>> start GIVEN RECORDS

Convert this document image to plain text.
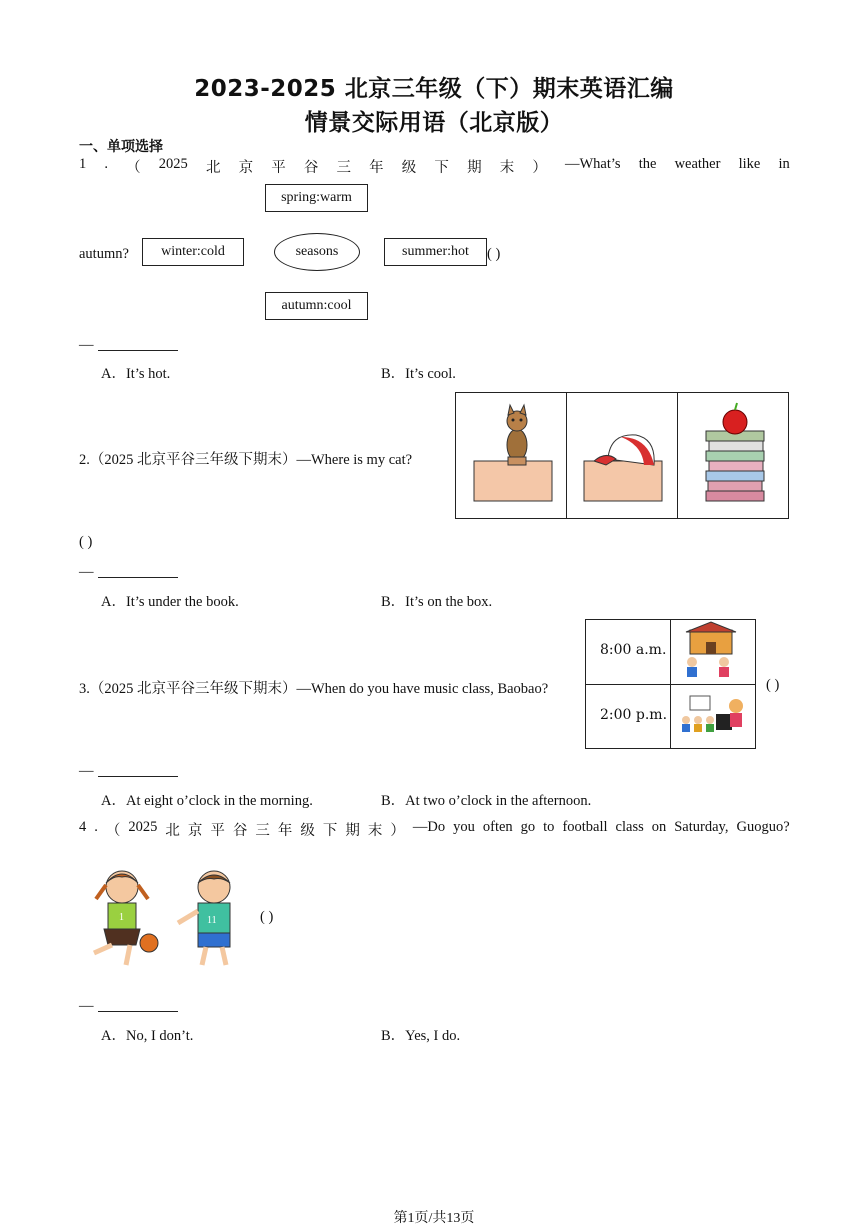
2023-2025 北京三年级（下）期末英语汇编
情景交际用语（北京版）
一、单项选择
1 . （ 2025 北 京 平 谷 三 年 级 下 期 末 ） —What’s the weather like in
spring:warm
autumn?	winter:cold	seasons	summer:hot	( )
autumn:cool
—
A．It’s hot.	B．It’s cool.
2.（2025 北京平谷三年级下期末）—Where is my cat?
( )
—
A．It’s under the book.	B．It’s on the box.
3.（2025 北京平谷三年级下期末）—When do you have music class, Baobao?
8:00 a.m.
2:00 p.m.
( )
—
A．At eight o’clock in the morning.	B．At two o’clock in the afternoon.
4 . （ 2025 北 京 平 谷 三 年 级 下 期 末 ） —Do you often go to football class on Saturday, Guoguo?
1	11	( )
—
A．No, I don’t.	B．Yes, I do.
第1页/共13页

>> end GIVEN RECORDS
>> start GIVEN RECORDS

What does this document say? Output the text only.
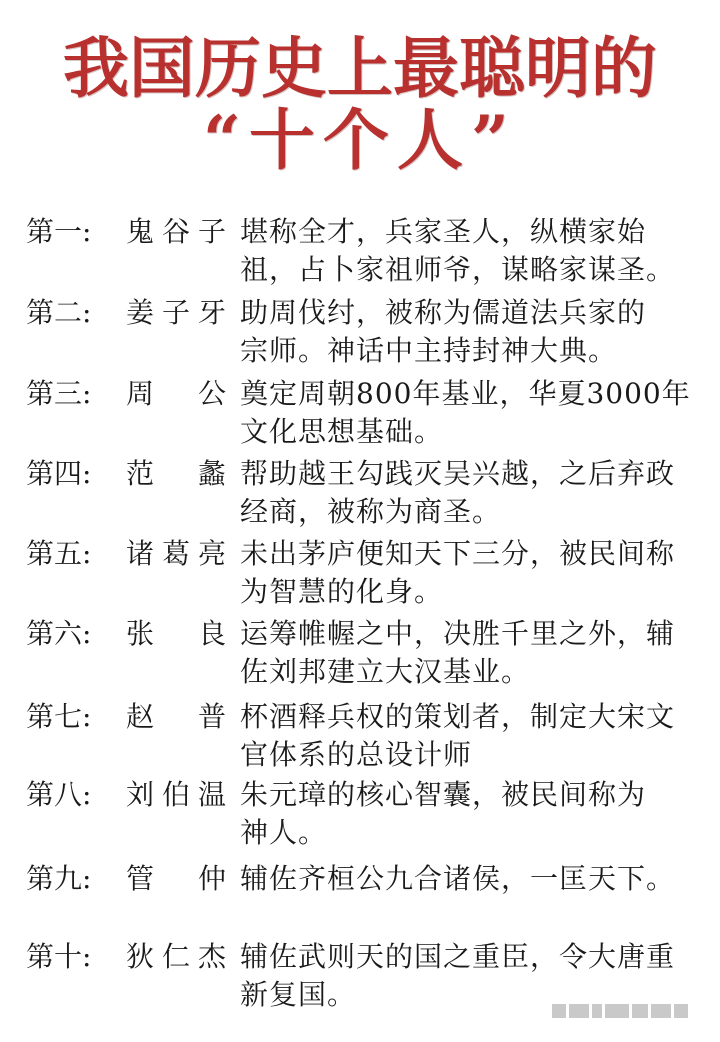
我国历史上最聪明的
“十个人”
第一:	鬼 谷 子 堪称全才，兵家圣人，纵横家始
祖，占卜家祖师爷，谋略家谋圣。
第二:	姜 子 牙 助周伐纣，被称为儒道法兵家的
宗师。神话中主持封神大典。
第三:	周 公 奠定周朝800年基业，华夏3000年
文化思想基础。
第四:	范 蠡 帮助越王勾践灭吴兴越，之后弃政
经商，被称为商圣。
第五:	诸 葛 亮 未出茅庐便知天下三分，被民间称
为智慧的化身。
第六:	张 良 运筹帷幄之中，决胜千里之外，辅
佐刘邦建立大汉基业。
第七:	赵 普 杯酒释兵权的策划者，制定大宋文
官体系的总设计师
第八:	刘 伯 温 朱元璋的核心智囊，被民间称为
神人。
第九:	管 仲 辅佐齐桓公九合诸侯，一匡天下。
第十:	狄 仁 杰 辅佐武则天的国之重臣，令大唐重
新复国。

>> end GIVEN RECORDS
>> start GIVEN RECORDS

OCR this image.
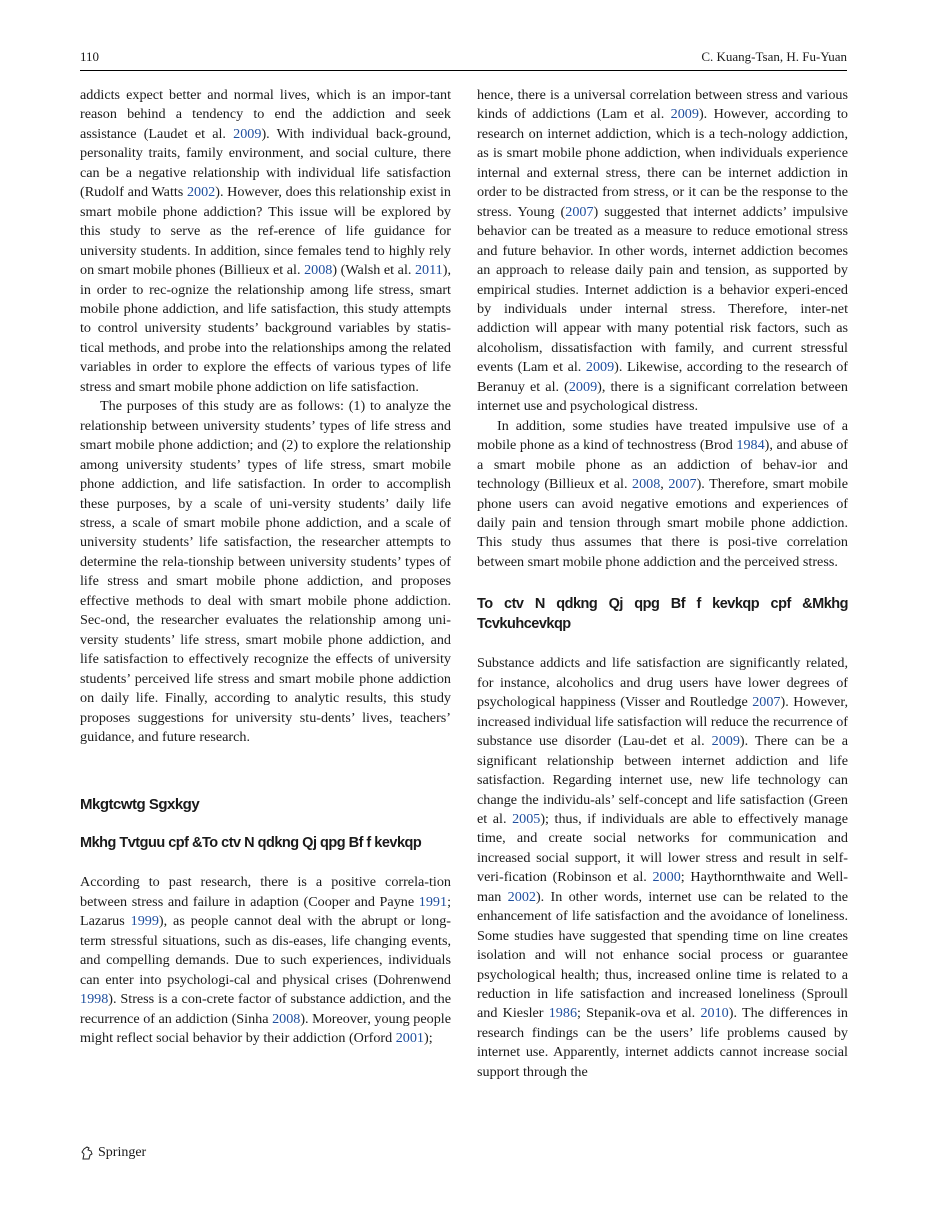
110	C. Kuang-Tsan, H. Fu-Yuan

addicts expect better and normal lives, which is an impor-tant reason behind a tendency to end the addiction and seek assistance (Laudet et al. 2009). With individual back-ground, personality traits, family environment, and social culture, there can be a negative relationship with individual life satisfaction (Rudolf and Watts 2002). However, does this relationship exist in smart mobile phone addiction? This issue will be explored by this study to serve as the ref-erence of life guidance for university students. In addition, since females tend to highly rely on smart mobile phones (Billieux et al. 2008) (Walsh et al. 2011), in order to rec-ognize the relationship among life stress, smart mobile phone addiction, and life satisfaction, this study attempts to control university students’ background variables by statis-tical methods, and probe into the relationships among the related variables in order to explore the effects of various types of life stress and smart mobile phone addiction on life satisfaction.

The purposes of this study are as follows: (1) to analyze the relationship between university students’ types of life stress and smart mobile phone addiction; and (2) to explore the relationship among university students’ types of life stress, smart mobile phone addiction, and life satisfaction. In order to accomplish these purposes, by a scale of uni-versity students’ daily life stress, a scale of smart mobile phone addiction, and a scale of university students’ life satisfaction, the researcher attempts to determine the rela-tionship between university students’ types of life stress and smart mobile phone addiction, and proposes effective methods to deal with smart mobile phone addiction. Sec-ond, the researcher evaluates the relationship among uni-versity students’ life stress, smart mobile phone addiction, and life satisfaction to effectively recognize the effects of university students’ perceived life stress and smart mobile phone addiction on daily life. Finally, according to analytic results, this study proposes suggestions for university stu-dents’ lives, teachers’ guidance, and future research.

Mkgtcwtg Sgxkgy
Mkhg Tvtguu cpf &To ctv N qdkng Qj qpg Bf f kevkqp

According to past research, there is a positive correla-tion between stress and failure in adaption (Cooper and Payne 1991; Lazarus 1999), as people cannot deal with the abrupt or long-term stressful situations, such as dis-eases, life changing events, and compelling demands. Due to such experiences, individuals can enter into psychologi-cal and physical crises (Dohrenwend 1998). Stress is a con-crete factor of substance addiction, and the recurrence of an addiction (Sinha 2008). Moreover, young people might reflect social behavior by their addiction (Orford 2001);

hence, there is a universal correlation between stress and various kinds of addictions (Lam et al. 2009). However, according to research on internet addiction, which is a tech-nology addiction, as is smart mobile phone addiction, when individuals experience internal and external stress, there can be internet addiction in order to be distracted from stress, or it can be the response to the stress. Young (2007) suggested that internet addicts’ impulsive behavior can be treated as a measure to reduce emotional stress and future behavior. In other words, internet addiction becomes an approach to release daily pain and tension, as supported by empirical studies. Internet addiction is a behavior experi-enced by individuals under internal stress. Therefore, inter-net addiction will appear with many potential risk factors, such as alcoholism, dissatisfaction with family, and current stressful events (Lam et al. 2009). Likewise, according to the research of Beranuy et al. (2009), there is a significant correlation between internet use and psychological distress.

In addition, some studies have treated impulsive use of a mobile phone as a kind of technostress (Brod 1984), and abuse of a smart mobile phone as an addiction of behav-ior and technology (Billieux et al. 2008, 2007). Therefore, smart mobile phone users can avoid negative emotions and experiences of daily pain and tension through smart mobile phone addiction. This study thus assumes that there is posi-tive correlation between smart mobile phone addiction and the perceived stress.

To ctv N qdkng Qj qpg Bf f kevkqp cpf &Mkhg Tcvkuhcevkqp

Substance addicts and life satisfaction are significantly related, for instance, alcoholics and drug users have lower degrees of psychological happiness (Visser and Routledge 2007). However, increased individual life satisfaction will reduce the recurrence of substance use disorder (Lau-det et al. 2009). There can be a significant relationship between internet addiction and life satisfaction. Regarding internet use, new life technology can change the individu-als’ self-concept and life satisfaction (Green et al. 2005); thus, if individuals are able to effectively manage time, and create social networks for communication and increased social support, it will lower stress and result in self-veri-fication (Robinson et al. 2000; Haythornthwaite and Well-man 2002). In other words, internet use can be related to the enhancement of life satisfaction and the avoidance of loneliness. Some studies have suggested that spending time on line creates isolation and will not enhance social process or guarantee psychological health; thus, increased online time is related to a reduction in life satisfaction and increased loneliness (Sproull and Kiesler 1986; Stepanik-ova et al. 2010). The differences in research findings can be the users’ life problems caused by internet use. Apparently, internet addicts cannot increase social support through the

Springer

>> end GIVEN RECORDS

(DIRECTION) Each line with the string "image" in it needs to be found and copied.

(COMPLETE OUTPUT)
Convert this document image to plain text.
OCR this image.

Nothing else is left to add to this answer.